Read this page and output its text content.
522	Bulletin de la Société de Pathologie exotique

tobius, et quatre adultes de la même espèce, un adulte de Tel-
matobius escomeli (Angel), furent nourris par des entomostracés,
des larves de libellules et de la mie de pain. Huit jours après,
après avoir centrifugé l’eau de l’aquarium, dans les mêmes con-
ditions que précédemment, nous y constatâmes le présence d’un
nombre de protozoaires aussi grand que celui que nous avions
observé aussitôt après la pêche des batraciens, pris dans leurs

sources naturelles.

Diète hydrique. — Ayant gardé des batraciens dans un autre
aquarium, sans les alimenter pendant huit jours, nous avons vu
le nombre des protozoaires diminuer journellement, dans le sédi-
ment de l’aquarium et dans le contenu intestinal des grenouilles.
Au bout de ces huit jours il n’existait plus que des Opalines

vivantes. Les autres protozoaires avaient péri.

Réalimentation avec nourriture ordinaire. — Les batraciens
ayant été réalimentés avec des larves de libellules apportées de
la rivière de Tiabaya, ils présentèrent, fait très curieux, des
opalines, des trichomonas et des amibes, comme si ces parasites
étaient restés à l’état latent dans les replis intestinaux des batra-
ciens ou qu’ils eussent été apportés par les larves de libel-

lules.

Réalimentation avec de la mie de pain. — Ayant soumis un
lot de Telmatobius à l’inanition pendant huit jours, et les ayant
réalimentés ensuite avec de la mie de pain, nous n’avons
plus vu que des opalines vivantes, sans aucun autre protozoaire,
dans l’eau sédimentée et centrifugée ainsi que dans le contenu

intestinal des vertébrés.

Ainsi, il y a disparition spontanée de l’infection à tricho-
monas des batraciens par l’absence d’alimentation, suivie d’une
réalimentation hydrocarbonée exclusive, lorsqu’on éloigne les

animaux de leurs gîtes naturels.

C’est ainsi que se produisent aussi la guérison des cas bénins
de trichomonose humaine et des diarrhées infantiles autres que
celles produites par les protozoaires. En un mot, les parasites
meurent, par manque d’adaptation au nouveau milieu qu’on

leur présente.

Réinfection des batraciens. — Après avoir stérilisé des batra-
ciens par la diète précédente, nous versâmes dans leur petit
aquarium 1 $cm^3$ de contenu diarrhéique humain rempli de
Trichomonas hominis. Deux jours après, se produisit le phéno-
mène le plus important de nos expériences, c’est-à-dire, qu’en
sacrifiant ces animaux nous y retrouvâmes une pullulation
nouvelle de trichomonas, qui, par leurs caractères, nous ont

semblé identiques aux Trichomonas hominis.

Task prompt -> Write out the entire listing exactly.

Correct output ->
Read this page and output its text content.
522	Bulletin de la Société de Pathologie exotique

tobius, et quatre adultes de la même espèce, un adulte de Tel-
matobius escomeli (Angel), furent nourris par des entomostracés,
des larves de libellules et de la mie de pain. Huit jours après,
après avoir centrifugé l’eau de l’aquarium, dans les mêmes con-
ditions que précédemment, nous y constatâmes le présence d’un
nombre de protozoaires aussi grand que celui que nous avions
observé aussitôt après la pêche des batraciens, pris dans leurs

sources naturelles.

Diète hydrique. — Ayant gardé des batraciens dans un autre
aquarium, sans les alimenter pendant huit jours, nous avons vu
le nombre des protozoaires diminuer journellement, dans le sédi-
ment de l’aquarium et dans le contenu intestinal des grenouilles.
Au bout de ces huit jours il n’existait plus que des Opalines

vivantes. Les autres protozoaires avaient péri.

Réalimentation avec nourriture ordinaire. — Les batraciens
ayant été réalimentés avec des larves de libellules apportées de
la rivière de Tiabaya, ils présentèrent, fait très curieux, des
opalines, des trichomonas et des amibes, comme si ces parasites
étaient restés à l’état latent dans les replis intestinaux des batra-
ciens ou qu’ils eussent été apportés par les larves de libel-

lules.

Réalimentation avec de la mie de pain. — Ayant soumis un
lot de Telmatobius à l’inanition pendant huit jours, et les ayant
réalimentés ensuite avec de la mie de pain, nous n’avons
plus vu que des opalines vivantes, sans aucun autre protozoaire,
dans l’eau sédimentée et centrifugée ainsi que dans le contenu

intestinal des vertébrés.

Ainsi, il y a disparition spontanée de l’infection à tricho-
monas des batraciens par l’absence d’alimentation, suivie d’une
réalimentation hydrocarbonée exclusive, lorsqu’on éloigne les

animaux de leurs gîtes naturels.

C’est ainsi que se produisent aussi la guérison des cas bénins
de trichomonose humaine et des diarrhées infantiles autres que
celles produites par les protozoaires. En un mot, les parasites
meurent, par manque d’adaptation au nouveau milieu qu’on

leur présente.

Réinfection des batraciens. — Après avoir stérilisé des batra-
ciens par la diète précédente, nous versâmes dans leur petit
aquarium 1 $cm^3$ de contenu diarrhéique humain rempli de
Trichomonas hominis. Deux jours après, se produisit le phéno-
mène le plus important de nos expériences, c’est-à-dire, qu’en
sacrifiant ces animaux nous y retrouvâmes une pullulation
nouvelle de trichomonas, qui, par leurs caractères, nous ont

semblé identiques aux Trichomonas hominis.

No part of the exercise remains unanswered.